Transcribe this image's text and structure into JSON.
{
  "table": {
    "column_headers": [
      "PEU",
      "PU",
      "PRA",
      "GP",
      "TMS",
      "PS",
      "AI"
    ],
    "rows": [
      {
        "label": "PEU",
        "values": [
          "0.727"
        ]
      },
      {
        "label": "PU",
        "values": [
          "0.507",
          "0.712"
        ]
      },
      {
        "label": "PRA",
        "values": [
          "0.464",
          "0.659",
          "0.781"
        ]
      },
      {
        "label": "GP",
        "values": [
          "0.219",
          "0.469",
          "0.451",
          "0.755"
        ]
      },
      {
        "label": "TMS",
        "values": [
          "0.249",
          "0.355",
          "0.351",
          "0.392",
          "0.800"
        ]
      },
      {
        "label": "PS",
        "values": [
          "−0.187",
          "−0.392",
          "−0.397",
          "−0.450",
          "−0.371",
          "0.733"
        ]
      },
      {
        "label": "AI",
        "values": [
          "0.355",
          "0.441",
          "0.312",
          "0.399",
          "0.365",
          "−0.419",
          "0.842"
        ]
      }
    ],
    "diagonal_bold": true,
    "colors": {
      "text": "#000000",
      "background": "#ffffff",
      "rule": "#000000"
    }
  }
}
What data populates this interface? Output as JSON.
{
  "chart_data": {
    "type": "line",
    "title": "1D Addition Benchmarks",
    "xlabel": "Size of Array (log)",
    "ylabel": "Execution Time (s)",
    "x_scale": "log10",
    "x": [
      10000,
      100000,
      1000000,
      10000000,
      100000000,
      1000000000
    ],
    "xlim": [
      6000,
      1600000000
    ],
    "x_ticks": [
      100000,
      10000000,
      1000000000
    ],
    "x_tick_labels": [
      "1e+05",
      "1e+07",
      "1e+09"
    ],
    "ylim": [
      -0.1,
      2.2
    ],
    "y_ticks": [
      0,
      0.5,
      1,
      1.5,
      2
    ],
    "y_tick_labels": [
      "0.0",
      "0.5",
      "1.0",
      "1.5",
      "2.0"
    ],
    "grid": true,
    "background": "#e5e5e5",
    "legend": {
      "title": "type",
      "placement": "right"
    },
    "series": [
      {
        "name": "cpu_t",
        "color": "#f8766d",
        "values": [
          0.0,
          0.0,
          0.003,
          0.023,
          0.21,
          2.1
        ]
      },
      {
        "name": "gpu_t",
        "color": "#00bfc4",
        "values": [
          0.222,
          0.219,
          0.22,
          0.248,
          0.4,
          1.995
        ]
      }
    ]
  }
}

* **THE REQUEST**
Go through the material line by line. Show each line that contains the string "background".

* **OUTPUT BELOW**
      "background": "#ffffff",
    "background": "#e5e5e5",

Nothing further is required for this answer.